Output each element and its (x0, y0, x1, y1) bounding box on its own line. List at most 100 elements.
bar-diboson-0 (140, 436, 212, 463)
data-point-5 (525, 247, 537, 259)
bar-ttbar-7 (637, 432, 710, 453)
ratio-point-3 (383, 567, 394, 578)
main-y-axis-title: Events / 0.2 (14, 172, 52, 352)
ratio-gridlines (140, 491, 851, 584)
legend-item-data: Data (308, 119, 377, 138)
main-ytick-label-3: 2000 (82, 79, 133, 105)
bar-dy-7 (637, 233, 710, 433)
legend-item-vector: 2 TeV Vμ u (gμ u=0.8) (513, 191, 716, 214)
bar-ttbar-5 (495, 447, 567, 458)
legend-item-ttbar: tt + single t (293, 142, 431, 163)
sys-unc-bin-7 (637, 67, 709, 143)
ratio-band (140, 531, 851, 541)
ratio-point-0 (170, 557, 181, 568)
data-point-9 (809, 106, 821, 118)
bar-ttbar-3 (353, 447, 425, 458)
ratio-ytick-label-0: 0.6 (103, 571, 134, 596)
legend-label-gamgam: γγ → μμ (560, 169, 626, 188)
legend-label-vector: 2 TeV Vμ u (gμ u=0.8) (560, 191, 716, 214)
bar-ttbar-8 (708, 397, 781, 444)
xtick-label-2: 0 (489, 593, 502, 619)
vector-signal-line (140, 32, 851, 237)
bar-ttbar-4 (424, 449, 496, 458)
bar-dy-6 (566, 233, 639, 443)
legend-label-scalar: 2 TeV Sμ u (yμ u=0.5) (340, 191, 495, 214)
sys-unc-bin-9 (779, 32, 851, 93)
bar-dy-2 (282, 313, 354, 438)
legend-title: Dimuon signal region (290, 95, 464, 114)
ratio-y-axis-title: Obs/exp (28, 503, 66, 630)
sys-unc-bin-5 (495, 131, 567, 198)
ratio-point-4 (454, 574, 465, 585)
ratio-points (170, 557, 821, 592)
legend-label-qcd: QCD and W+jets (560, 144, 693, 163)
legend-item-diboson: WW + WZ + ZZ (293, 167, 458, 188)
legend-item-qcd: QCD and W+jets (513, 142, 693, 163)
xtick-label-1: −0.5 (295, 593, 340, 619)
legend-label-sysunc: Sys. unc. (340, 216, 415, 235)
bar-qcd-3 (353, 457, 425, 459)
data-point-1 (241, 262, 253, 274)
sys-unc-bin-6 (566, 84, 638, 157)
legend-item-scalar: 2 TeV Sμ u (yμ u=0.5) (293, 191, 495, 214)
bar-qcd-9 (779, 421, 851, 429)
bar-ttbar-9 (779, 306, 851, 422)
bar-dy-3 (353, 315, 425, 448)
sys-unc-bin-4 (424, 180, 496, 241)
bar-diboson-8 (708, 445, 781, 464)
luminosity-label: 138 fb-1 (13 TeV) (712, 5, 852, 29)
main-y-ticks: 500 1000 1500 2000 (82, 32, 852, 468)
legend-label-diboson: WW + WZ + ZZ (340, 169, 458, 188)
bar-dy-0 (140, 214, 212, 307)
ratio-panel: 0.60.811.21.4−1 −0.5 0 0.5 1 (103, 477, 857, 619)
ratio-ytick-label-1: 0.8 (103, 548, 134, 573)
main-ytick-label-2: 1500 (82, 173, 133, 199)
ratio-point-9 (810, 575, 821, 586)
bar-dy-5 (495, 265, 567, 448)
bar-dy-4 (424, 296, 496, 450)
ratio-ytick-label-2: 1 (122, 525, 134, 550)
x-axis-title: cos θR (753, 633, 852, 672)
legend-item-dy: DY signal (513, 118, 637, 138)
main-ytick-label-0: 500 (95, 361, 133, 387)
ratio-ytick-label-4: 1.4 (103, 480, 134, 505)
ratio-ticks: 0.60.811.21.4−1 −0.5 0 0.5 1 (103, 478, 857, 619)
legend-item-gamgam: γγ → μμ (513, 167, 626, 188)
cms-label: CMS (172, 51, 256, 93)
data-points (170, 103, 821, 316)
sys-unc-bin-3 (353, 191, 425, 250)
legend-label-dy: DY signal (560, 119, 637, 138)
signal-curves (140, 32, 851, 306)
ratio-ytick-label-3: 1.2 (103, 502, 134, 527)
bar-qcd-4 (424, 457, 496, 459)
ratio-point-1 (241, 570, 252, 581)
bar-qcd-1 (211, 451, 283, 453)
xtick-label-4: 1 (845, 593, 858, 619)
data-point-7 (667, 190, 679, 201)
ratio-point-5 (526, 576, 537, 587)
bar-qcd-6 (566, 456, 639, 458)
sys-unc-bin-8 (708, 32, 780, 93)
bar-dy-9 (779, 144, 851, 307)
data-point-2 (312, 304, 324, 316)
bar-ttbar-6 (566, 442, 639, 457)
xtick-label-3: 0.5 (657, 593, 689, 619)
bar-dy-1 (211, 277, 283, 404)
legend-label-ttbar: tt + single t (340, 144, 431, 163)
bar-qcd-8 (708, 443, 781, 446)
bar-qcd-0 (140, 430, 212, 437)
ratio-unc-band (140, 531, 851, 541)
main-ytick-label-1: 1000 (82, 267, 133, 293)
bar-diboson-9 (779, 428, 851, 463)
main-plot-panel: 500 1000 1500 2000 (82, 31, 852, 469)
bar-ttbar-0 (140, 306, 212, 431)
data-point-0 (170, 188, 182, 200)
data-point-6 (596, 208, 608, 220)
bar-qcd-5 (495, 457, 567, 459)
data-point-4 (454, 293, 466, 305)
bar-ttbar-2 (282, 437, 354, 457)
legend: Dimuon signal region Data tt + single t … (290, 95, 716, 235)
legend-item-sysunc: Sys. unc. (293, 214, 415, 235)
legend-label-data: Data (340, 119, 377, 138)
- - - -
#### WHAT IS ASKED:
Rewrite the entries from the start through the line containing "bar-dy-7 (637, 233, 710, 433)", changing "bounding box" to "enclosing rectangle" and leaving everything else unchanged.

#### RESPONSE:
Output each element and its (x0, y0, x1, y1) enclosing rectangle on its own line. List at most 100 elements.
bar-diboson-0 (140, 436, 212, 463)
data-point-5 (525, 247, 537, 259)
bar-ttbar-7 (637, 432, 710, 453)
ratio-point-3 (383, 567, 394, 578)
main-y-axis-title: Events / 0.2 (14, 172, 52, 352)
ratio-gridlines (140, 491, 851, 584)
legend-item-data: Data (308, 119, 377, 138)
main-ytick-label-3: 2000 (82, 79, 133, 105)
bar-dy-7 (637, 233, 710, 433)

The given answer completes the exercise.